──────── Excerpted records ────────

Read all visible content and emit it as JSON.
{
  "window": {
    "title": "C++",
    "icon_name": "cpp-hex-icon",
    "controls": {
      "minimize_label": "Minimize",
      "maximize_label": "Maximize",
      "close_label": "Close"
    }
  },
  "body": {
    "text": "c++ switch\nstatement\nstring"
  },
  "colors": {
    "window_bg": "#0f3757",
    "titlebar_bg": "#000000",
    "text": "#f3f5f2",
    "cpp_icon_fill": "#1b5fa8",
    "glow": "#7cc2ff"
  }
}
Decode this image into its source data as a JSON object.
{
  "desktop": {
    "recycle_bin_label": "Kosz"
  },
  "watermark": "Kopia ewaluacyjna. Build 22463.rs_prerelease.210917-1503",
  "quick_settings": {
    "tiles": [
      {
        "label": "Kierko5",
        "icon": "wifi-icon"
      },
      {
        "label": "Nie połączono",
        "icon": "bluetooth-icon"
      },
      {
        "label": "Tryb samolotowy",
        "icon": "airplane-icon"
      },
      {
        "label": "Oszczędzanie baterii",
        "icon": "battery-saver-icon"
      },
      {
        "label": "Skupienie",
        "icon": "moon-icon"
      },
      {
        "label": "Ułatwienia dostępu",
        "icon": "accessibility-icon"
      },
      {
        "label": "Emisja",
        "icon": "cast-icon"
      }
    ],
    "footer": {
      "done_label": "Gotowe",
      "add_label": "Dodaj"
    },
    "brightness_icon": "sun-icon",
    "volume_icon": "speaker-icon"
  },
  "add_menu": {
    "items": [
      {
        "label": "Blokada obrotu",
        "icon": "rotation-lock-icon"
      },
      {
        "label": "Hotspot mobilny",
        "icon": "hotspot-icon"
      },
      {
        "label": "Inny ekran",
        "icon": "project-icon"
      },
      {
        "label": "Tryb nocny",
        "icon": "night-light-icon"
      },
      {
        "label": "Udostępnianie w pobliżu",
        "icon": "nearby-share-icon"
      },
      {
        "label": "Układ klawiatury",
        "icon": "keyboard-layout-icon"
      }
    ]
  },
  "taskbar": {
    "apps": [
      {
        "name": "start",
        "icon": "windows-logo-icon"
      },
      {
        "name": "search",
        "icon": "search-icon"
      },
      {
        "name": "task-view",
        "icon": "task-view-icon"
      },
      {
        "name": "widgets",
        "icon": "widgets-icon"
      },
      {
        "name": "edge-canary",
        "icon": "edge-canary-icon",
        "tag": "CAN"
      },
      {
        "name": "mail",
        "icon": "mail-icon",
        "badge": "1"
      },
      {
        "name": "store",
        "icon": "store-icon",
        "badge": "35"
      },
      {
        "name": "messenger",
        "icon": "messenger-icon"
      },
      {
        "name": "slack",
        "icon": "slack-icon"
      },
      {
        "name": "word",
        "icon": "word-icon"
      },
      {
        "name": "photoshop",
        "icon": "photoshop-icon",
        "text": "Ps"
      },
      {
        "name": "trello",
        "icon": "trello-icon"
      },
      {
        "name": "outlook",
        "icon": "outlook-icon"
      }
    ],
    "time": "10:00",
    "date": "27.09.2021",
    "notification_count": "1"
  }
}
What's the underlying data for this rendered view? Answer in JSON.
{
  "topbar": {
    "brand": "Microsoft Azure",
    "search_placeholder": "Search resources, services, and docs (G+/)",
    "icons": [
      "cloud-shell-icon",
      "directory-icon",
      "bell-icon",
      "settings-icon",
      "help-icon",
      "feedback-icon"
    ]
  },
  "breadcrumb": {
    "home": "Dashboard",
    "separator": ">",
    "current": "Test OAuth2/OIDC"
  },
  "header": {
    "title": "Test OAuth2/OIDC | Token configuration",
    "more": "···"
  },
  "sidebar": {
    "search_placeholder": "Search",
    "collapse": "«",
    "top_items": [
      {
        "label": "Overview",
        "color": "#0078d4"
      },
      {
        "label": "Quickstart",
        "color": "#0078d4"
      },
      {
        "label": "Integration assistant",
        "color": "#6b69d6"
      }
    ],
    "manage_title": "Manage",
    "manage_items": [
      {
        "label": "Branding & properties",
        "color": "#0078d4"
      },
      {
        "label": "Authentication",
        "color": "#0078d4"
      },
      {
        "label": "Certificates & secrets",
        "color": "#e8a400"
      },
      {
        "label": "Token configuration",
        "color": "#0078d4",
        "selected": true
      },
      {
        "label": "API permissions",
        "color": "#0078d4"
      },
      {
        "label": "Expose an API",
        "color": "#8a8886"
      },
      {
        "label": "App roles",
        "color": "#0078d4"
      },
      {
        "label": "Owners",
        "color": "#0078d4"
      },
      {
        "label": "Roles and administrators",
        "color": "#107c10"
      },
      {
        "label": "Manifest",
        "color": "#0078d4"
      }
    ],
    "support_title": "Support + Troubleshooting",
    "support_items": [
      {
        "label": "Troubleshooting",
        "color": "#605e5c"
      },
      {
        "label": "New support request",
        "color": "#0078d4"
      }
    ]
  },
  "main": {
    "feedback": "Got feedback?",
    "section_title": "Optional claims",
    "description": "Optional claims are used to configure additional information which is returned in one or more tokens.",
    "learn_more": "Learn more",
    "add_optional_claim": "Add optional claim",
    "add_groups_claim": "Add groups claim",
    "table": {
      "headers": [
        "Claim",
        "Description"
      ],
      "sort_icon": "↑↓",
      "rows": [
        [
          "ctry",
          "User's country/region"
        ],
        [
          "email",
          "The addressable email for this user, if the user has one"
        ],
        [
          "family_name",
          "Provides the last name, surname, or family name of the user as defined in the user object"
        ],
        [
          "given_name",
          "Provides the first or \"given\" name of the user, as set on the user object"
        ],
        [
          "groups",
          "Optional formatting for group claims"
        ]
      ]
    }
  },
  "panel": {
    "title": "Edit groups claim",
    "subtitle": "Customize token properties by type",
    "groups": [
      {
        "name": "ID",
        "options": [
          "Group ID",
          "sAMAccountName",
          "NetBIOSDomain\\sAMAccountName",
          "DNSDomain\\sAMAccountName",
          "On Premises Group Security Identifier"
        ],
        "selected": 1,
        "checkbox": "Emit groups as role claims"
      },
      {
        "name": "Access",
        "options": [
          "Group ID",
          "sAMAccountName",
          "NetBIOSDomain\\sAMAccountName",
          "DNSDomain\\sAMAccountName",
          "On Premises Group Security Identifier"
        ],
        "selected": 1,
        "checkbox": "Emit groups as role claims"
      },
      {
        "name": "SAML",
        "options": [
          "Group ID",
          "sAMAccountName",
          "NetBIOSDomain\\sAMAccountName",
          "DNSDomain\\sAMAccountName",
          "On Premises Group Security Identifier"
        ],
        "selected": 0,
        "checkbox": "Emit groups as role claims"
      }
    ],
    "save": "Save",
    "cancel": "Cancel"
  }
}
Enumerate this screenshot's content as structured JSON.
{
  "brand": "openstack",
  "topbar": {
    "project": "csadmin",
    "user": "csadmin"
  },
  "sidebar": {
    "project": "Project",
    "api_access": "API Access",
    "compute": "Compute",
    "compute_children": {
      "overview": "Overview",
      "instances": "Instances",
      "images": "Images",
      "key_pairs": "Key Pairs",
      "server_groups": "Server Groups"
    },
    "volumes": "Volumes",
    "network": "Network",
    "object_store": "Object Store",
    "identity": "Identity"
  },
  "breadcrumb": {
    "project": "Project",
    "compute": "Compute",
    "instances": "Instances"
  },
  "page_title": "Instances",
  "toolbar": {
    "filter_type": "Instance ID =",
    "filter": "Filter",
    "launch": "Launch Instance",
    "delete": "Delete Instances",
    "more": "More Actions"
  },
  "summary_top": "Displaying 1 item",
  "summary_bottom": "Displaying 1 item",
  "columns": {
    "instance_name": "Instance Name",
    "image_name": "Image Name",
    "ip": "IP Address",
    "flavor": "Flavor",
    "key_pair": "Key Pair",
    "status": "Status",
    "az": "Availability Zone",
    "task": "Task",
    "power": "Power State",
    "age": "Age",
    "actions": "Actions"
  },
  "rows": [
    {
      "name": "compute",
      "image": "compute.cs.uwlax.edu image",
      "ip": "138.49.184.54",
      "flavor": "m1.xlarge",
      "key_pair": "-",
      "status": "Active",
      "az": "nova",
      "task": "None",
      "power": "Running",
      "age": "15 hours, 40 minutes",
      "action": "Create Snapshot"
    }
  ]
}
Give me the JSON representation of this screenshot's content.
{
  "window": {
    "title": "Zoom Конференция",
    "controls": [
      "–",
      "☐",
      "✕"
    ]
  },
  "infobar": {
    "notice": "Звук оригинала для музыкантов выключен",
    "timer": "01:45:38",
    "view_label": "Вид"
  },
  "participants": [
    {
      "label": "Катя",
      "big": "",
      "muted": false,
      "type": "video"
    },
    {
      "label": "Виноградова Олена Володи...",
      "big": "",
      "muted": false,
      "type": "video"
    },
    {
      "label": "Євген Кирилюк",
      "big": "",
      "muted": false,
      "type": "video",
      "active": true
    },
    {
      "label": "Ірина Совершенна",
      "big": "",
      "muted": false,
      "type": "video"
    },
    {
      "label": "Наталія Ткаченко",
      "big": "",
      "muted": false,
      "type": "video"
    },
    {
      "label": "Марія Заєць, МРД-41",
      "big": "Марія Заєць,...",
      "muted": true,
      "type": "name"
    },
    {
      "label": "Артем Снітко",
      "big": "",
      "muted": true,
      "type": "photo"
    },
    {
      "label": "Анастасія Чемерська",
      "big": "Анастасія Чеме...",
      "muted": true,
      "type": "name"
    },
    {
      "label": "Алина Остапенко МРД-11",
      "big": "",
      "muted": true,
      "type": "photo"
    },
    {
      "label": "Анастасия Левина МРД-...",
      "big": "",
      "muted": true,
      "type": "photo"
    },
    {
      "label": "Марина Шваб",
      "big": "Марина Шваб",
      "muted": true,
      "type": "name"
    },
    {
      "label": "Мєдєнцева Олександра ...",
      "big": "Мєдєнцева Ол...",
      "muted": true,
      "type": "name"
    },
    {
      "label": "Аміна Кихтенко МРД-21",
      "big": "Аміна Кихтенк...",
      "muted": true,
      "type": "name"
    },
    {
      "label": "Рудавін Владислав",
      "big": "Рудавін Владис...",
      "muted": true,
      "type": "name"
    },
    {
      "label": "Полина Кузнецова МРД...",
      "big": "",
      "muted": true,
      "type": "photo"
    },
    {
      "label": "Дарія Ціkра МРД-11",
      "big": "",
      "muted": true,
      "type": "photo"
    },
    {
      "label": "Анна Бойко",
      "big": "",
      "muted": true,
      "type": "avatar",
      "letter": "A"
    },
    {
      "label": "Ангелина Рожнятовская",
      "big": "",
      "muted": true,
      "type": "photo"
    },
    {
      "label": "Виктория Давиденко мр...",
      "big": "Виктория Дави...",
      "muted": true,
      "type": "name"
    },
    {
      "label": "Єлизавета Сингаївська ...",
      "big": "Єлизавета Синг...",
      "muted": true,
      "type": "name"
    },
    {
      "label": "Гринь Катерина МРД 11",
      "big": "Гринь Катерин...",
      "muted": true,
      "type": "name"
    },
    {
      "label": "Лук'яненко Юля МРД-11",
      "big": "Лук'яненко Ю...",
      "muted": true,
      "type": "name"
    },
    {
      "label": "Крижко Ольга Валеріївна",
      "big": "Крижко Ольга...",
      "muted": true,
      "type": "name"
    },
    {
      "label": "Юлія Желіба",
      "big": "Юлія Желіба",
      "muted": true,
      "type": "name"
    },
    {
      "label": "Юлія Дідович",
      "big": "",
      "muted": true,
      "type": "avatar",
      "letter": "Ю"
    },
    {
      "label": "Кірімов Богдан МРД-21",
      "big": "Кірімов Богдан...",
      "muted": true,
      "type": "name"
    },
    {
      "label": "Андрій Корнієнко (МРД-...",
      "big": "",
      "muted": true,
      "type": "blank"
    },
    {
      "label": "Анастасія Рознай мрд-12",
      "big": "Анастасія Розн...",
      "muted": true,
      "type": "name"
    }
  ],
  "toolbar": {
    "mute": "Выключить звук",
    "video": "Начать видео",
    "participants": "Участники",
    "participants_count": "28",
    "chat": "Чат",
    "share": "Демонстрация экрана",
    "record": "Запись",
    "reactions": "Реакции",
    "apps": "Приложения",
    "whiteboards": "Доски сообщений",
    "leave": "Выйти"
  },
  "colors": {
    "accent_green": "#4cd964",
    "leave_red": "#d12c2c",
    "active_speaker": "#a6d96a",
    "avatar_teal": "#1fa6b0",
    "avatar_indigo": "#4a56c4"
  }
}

────────

To do
Look through the entries and work out how many lines have the word "data" in them; reply with that number only.

Exercise result
2